### Exercise task
Seek out every line containing the word "развитие", and copy each.

Items listed in a dataset:
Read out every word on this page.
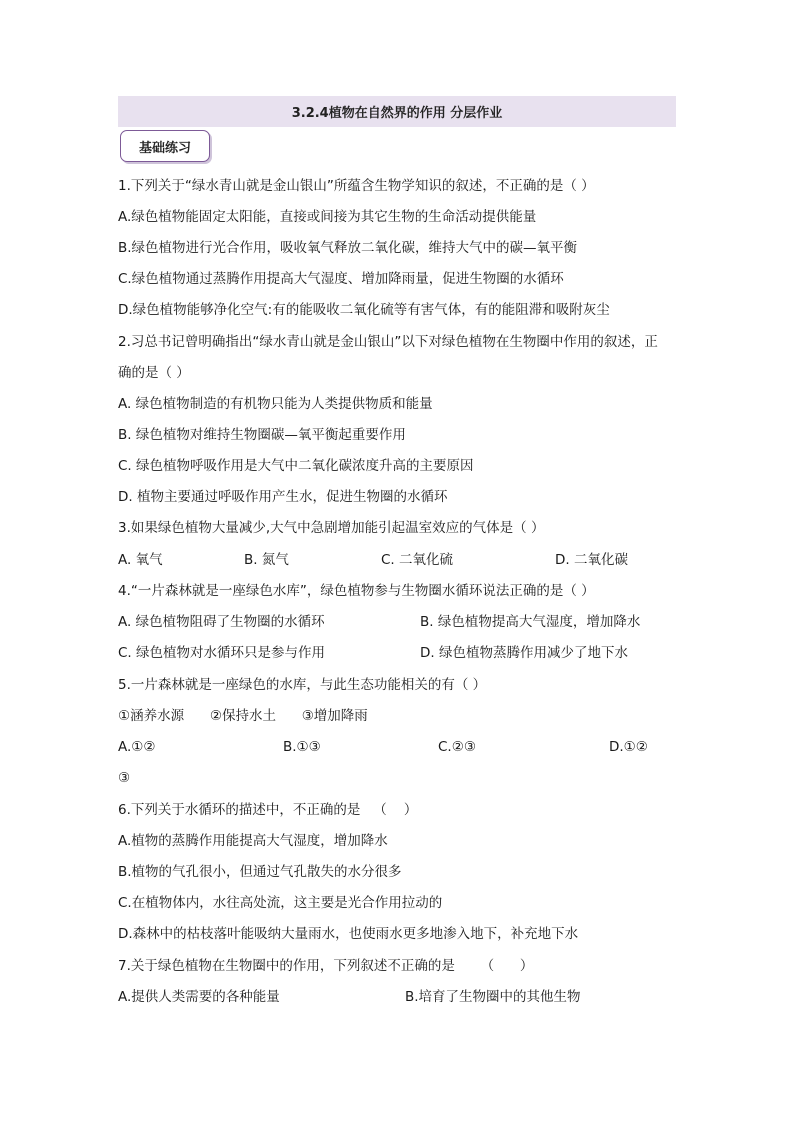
3.2.4植物在自然界的作用 分层作业
基础练习
1.下列关于“绿水青山就是金山银山”所蕴含生物学知识的叙述，不正确的是（ ）
A.绿色植物能固定太阳能，直接或间接为其它生物的生命活动提供能量
B.绿色植物进行光合作用，吸收氧气释放二氧化碳，维持大气中的碳—氧平衡
C.绿色植物通过蒸腾作用提高大气湿度、增加降雨量，促进生物圈的水循环
D.绿色植物能够净化空气:有的能吸收二氧化硫等有害气体，有的能阻滞和吸附灰尘
2.习总书记曾明确指出“绿水青山就是金山银山”以下对绿色植物在生物圈中作用的叙述，正
确的是（ ）
A. 绿色植物制造的有机物只能为人类提供物质和能量
B. 绿色植物对维持生物圈碳—氧平衡起重要作用
C. 绿色植物呼吸作用是大气中二氧化碳浓度升高的主要原因
D. 植物主要通过呼吸作用产生水，促进生物圈的水循环
3.如果绿色植物大量减少,大气中急剧增加能引起温室效应的气体是（ ）
A. 氧气	B. 氮气	C. 二氧化硫	D. 二氧化碳
4.“一片森林就是一座绿色水库”，绿色植物参与生物圈水循环说法正确的是（ ）
A. 绿色植物阻碍了生物圈的水循环	B. 绿色植物提高大气湿度，增加降水
C. 绿色植物对水循环只是参与作用	D. 绿色植物蒸腾作用减少了地下水
5.一片森林就是一座绿色的水库，与此生态功能相关的有（ ）
①涵养水源      ②保持水土      ③增加降雨
A.①②	B.①③	C.②③	D.①②
③
6.下列关于水循环的描述中，不正确的是   （    ）
A.植物的蒸腾作用能提高大气湿度，增加降水
B.植物的气孔很小，但通过气孔散失的水分很多
C.在植物体内，水往高处流，这主要是光合作用拉动的
D.森林中的枯枝落叶能吸纳大量雨水，也使雨水更多地渗入地下，补充地下水
7.关于绿色植物在生物圈中的作用，下列叙述不正确的是      （      ）
A.提供人类需要的各种能量	B.培育了生物圈中的其他生物
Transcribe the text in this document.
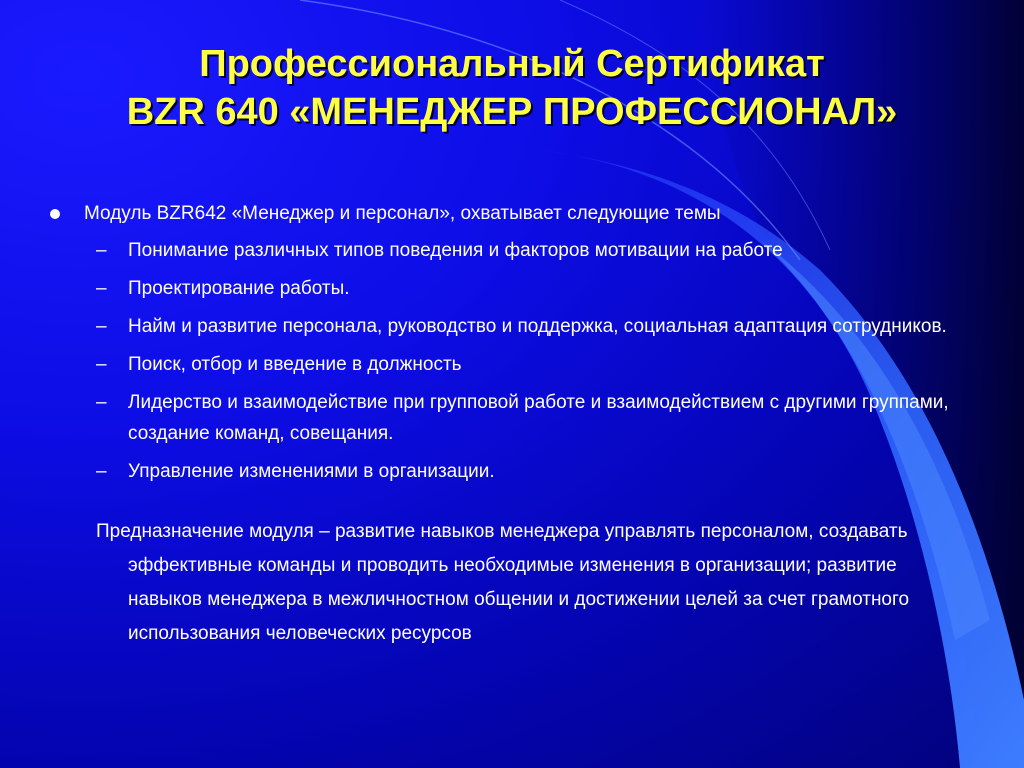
Профессиональный Сертификат
BZR 640 «МЕНЕДЖЕР ПРОФЕССИОНАЛ»
Модуль BZR642 «Менеджер и персонал», охватывает следующие темы
– Понимание различных типов поведения и факторов мотивации на работе
– Проектирование работы.
– Найм и развитие персонала, руководство и поддержка, социальная адаптация сотрудников.
– Поиск, отбор и введение в должность
– Лидерство и взаимодействие при групповой работе и взаимодействием с другими группами, создание команд, совещания.
– Управление изменениями в организации.
Предназначение модуля – развитие навыков менеджера управлять персоналом, создавать эффективные команды и проводить необходимые изменения в организации; развитие навыков менеджера в межличностном общении и достижении целей за счет грамотного использования человеческих ресурсов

### Full solution
– Найм и развитие персонала, руководство и поддержка, социальная адаптация сотрудников.
Предназначение модуля – развитие навыков менеджера управлять персоналом, создавать эффективные команды и проводить необходимые изменения в организации; развитие навыков менеджера в межличностном общении и достижении целей за счет грамотного использования человеческих ресурсов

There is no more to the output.